GIVEN REQUEST - In the listing that follows, count every line with the word "PONTYPRIDD" in it and write only the total.

======== DATA ENTRIES ========

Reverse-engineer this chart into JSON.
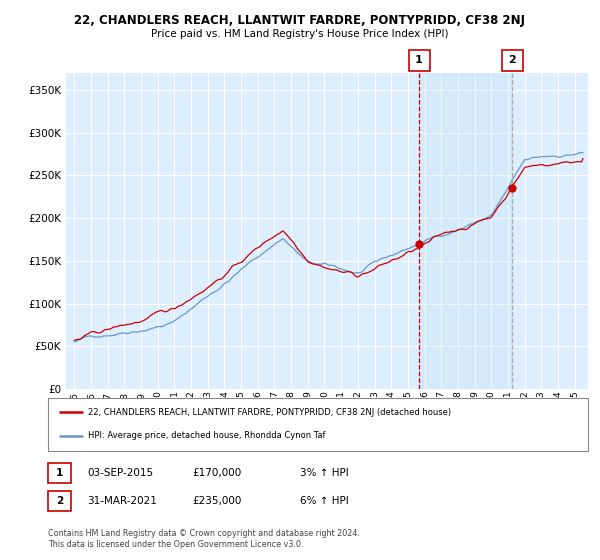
{
  "title": "22, CHANDLERS REACH, LLANTWIT FARDRE, PONTYPRIDD, CF38 2NJ",
  "subtitle": "Price paid vs. HM Land Registry's House Price Index (HPI)",
  "legend_line1": "22, CHANDLERS REACH, LLANTWIT FARDRE, PONTYPRIDD, CF38 2NJ (detached house)",
  "legend_line2": "HPI: Average price, detached house, Rhondda Cynon Taf",
  "annotation1_label": "1",
  "annotation1_date": "03-SEP-2015",
  "annotation1_price": "£170,000",
  "annotation1_hpi": "3% ↑ HPI",
  "annotation2_label": "2",
  "annotation2_date": "31-MAR-2021",
  "annotation2_price": "£235,000",
  "annotation2_hpi": "6% ↑ HPI",
  "footer": "Contains HM Land Registry data © Crown copyright and database right 2024.\nThis data is licensed under the Open Government Licence v3.0.",
  "red_color": "#cc0000",
  "blue_color": "#6699cc",
  "bg_color": "#ddeeff",
  "ylim": [
    0,
    370000
  ],
  "yticks": [
    0,
    50000,
    100000,
    150000,
    200000,
    250000,
    300000,
    350000
  ],
  "sale1_x": 2015.67,
  "sale1_y": 170000,
  "sale2_x": 2021.25,
  "sale2_y": 235000,
  "vline1_x": 2015.67,
  "vline2_x": 2021.25,
  "xlim_left": 1994.5,
  "xlim_right": 2025.8
}
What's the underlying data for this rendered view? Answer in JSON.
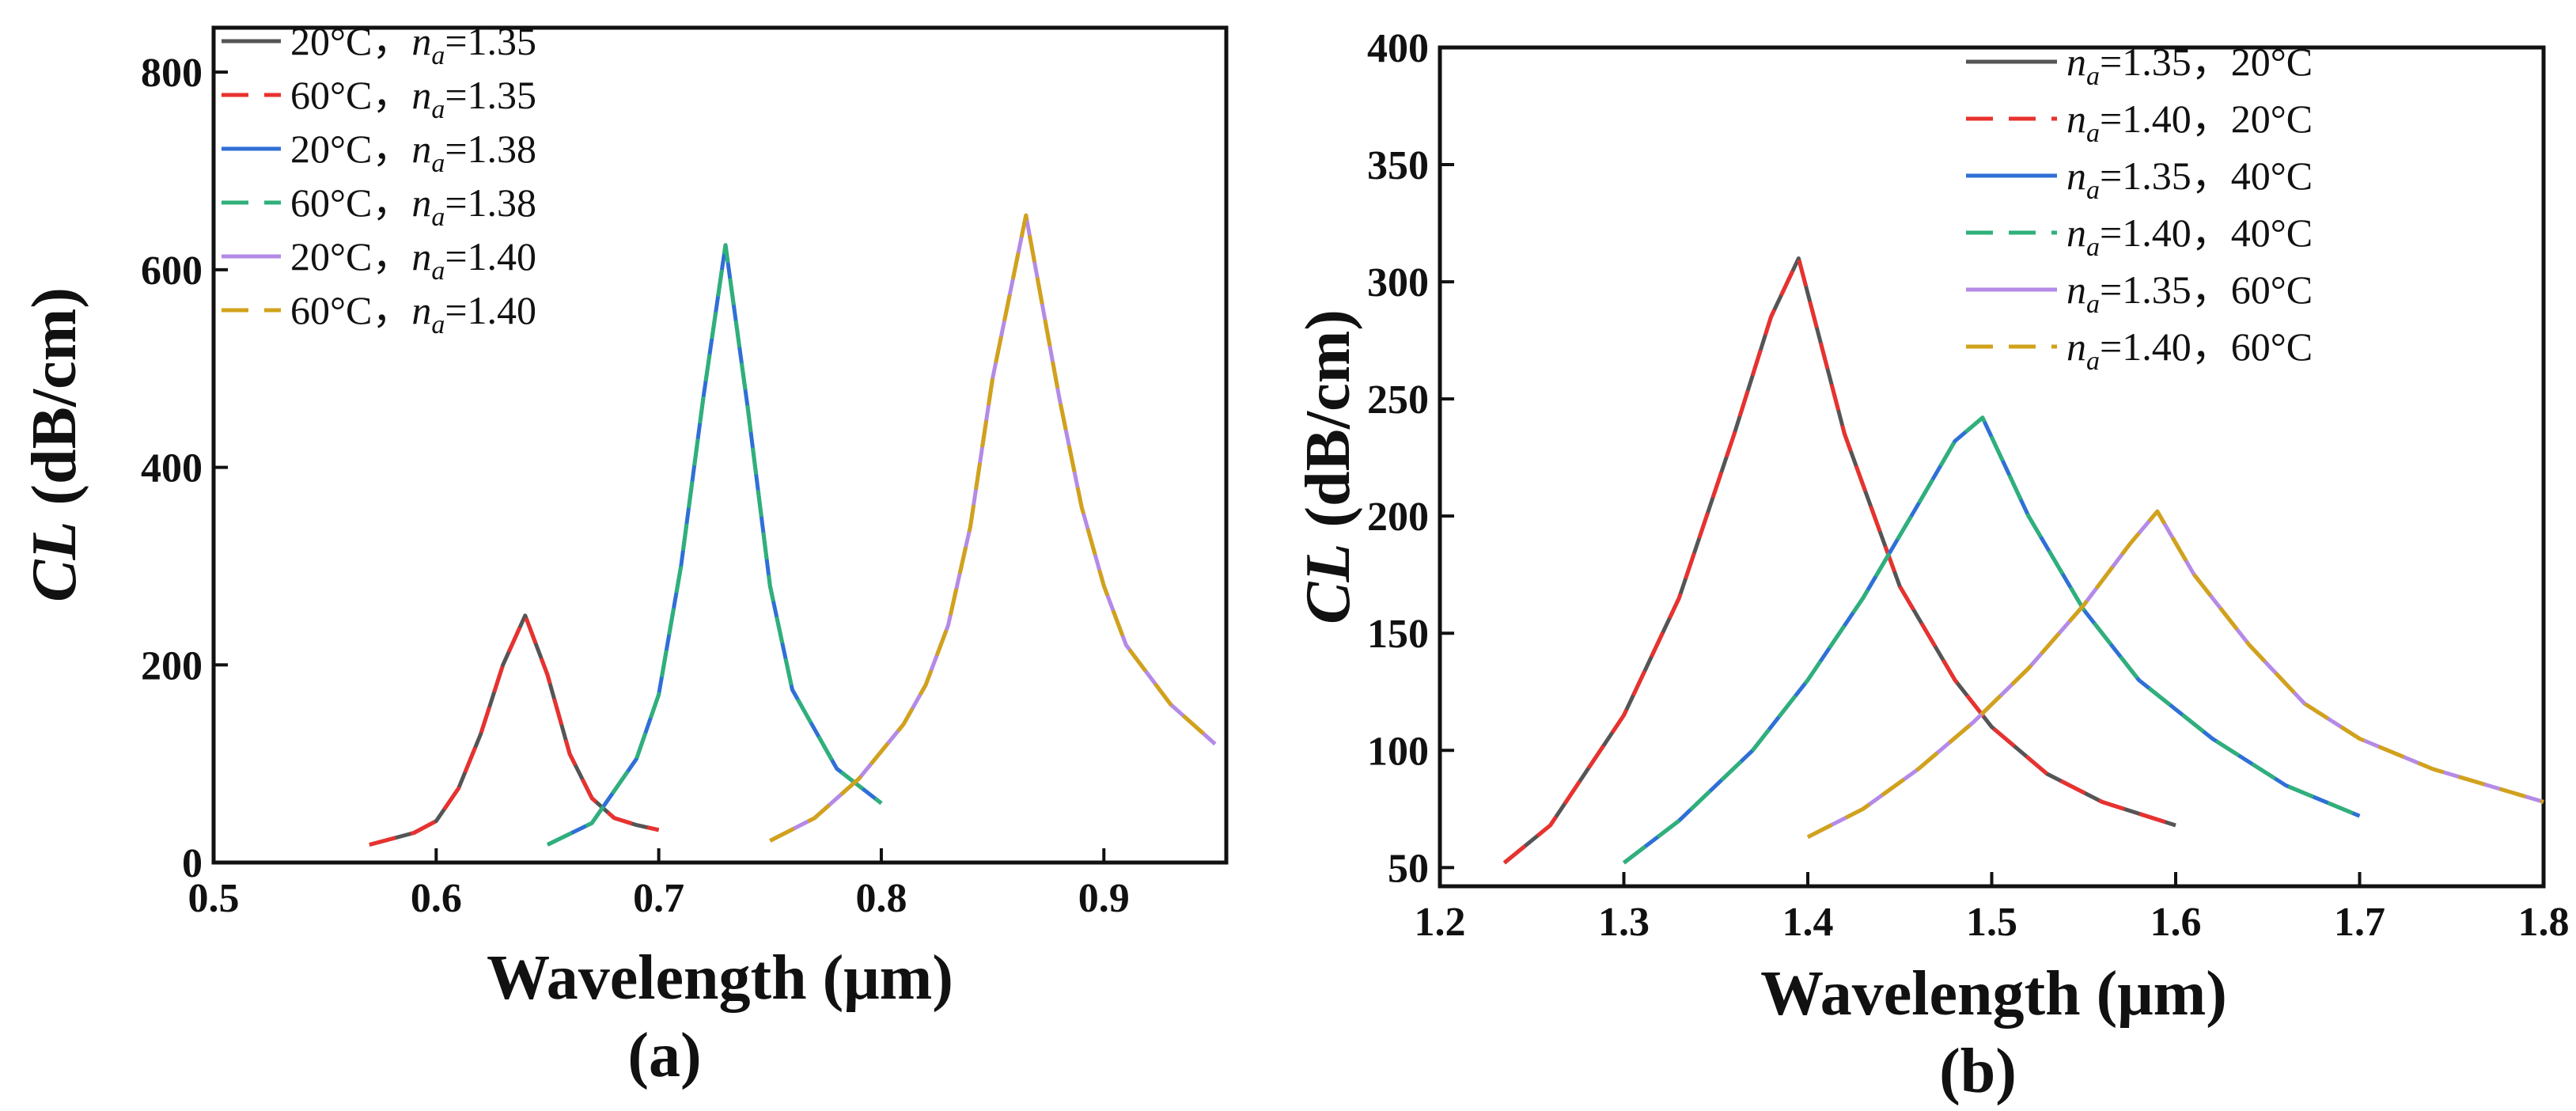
{
  "figure": {
    "charts_count": 2
  },
  "chart_data": [
    {
      "type": "line",
      "panel_label": "(a)",
      "title": "",
      "xlabel": "Wavelength (μm)",
      "ylabel_main": "CL",
      "ylabel_unit": " (dB/cm)",
      "xlim": [
        0.5,
        0.955
      ],
      "ylim": [
        0,
        845
      ],
      "xticks": [
        0.5,
        0.6,
        0.7,
        0.8,
        0.9
      ],
      "xtick_labels": [
        "0.5",
        "0.6",
        "0.7",
        "0.8",
        "0.9"
      ],
      "yticks": [
        0,
        200,
        400,
        600,
        800
      ],
      "ytick_labels": [
        "0",
        "200",
        "400",
        "600",
        "800"
      ],
      "legend_position": "top-left",
      "series": [
        {
          "temp": "20°C，",
          "na_label": "=1.35",
          "color": "#555555",
          "dash": false,
          "x": [
            0.57,
            0.59,
            0.6,
            0.61,
            0.62,
            0.63,
            0.64,
            0.65,
            0.66,
            0.67,
            0.68,
            0.69,
            0.7
          ],
          "y": [
            18,
            30,
            42,
            75,
            130,
            200,
            250,
            190,
            110,
            65,
            45,
            38,
            33
          ]
        },
        {
          "temp": "60°C，",
          "na_label": "=1.35",
          "color": "#e8322f",
          "dash": true,
          "x": [
            0.57,
            0.59,
            0.6,
            0.61,
            0.62,
            0.63,
            0.64,
            0.65,
            0.66,
            0.67,
            0.68,
            0.69,
            0.7
          ],
          "y": [
            18,
            30,
            42,
            75,
            130,
            200,
            250,
            190,
            110,
            65,
            45,
            38,
            33
          ]
        },
        {
          "temp": "20°C，",
          "na_label": "=1.38",
          "color": "#2f6fd6",
          "dash": false,
          "x": [
            0.65,
            0.67,
            0.69,
            0.7,
            0.71,
            0.72,
            0.73,
            0.74,
            0.75,
            0.76,
            0.78,
            0.8
          ],
          "y": [
            18,
            40,
            105,
            170,
            300,
            470,
            625,
            460,
            280,
            175,
            95,
            60
          ]
        },
        {
          "temp": "60°C，",
          "na_label": "=1.38",
          "color": "#2fb07a",
          "dash": true,
          "x": [
            0.65,
            0.67,
            0.69,
            0.7,
            0.71,
            0.72,
            0.73,
            0.74,
            0.75,
            0.76,
            0.78,
            0.8
          ],
          "y": [
            18,
            40,
            105,
            170,
            300,
            470,
            625,
            460,
            280,
            175,
            95,
            60
          ]
        },
        {
          "temp": "20°C，",
          "na_label": "=1.40",
          "color": "#b48ae6",
          "dash": false,
          "x": [
            0.75,
            0.77,
            0.79,
            0.81,
            0.82,
            0.83,
            0.84,
            0.85,
            0.865,
            0.88,
            0.89,
            0.9,
            0.91,
            0.93,
            0.95
          ],
          "y": [
            22,
            45,
            85,
            140,
            180,
            240,
            340,
            490,
            655,
            470,
            360,
            280,
            220,
            160,
            120
          ]
        },
        {
          "temp": "60°C，",
          "na_label": "=1.40",
          "color": "#d1a21a",
          "dash": true,
          "x": [
            0.75,
            0.77,
            0.79,
            0.81,
            0.82,
            0.83,
            0.84,
            0.85,
            0.865,
            0.88,
            0.89,
            0.9,
            0.91,
            0.93,
            0.95
          ],
          "y": [
            22,
            45,
            85,
            140,
            180,
            240,
            340,
            490,
            655,
            470,
            360,
            280,
            220,
            160,
            120
          ]
        }
      ]
    },
    {
      "type": "line",
      "panel_label": "(b)",
      "title": "",
      "xlabel": "Wavelength (μm)",
      "ylabel_main": "CL",
      "ylabel_unit": " (dB/cm)",
      "xlim": [
        1.2,
        1.8
      ],
      "ylim": [
        42,
        400
      ],
      "xticks": [
        1.2,
        1.3,
        1.4,
        1.5,
        1.6,
        1.7,
        1.8
      ],
      "xtick_labels": [
        "1.2",
        "1.3",
        "1.4",
        "1.5",
        "1.6",
        "1.7",
        "1.8"
      ],
      "yticks": [
        50,
        100,
        150,
        200,
        250,
        300,
        350,
        400
      ],
      "ytick_labels": [
        "50",
        "100",
        "150",
        "200",
        "250",
        "300",
        "350",
        "400"
      ],
      "legend_position": "top-right",
      "series": [
        {
          "temp": "，20°C",
          "na_label": "=1.35",
          "color": "#555555",
          "dash": false,
          "x": [
            1.235,
            1.26,
            1.3,
            1.33,
            1.36,
            1.38,
            1.395,
            1.42,
            1.45,
            1.48,
            1.5,
            1.53,
            1.56,
            1.6
          ],
          "y": [
            52,
            68,
            115,
            165,
            235,
            285,
            310,
            235,
            170,
            130,
            110,
            90,
            78,
            68
          ]
        },
        {
          "temp": "，20°C",
          "na_label": "=1.40",
          "color": "#e8322f",
          "dash": true,
          "x": [
            1.235,
            1.26,
            1.3,
            1.33,
            1.36,
            1.38,
            1.395,
            1.42,
            1.45,
            1.48,
            1.5,
            1.53,
            1.56,
            1.6
          ],
          "y": [
            52,
            68,
            115,
            165,
            235,
            285,
            310,
            235,
            170,
            130,
            110,
            90,
            78,
            68
          ]
        },
        {
          "temp": "，40°C",
          "na_label": "=1.35",
          "color": "#2f6fd6",
          "dash": false,
          "x": [
            1.3,
            1.33,
            1.37,
            1.4,
            1.43,
            1.46,
            1.48,
            1.495,
            1.52,
            1.55,
            1.58,
            1.62,
            1.66,
            1.7
          ],
          "y": [
            52,
            70,
            100,
            130,
            165,
            205,
            232,
            242,
            200,
            160,
            130,
            105,
            85,
            72
          ]
        },
        {
          "temp": "，40°C",
          "na_label": "=1.40",
          "color": "#2fb07a",
          "dash": true,
          "x": [
            1.3,
            1.33,
            1.37,
            1.4,
            1.43,
            1.46,
            1.48,
            1.495,
            1.52,
            1.55,
            1.58,
            1.62,
            1.66,
            1.7
          ],
          "y": [
            52,
            70,
            100,
            130,
            165,
            205,
            232,
            242,
            200,
            160,
            130,
            105,
            85,
            72
          ]
        },
        {
          "temp": "，60°C",
          "na_label": "=1.35",
          "color": "#b48ae6",
          "dash": false,
          "x": [
            1.4,
            1.43,
            1.46,
            1.49,
            1.52,
            1.55,
            1.575,
            1.59,
            1.61,
            1.64,
            1.67,
            1.7,
            1.74,
            1.8
          ],
          "y": [
            63,
            75,
            92,
            112,
            135,
            162,
            188,
            202,
            175,
            145,
            120,
            105,
            92,
            78
          ]
        },
        {
          "temp": "，60°C",
          "na_label": "=1.40",
          "color": "#d1a21a",
          "dash": true,
          "x": [
            1.4,
            1.43,
            1.46,
            1.49,
            1.52,
            1.55,
            1.575,
            1.59,
            1.61,
            1.64,
            1.67,
            1.7,
            1.74,
            1.8
          ],
          "y": [
            63,
            75,
            92,
            112,
            135,
            162,
            188,
            202,
            175,
            145,
            120,
            105,
            92,
            78
          ]
        }
      ]
    }
  ]
}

========

ANSWER FOR THE TASK - 2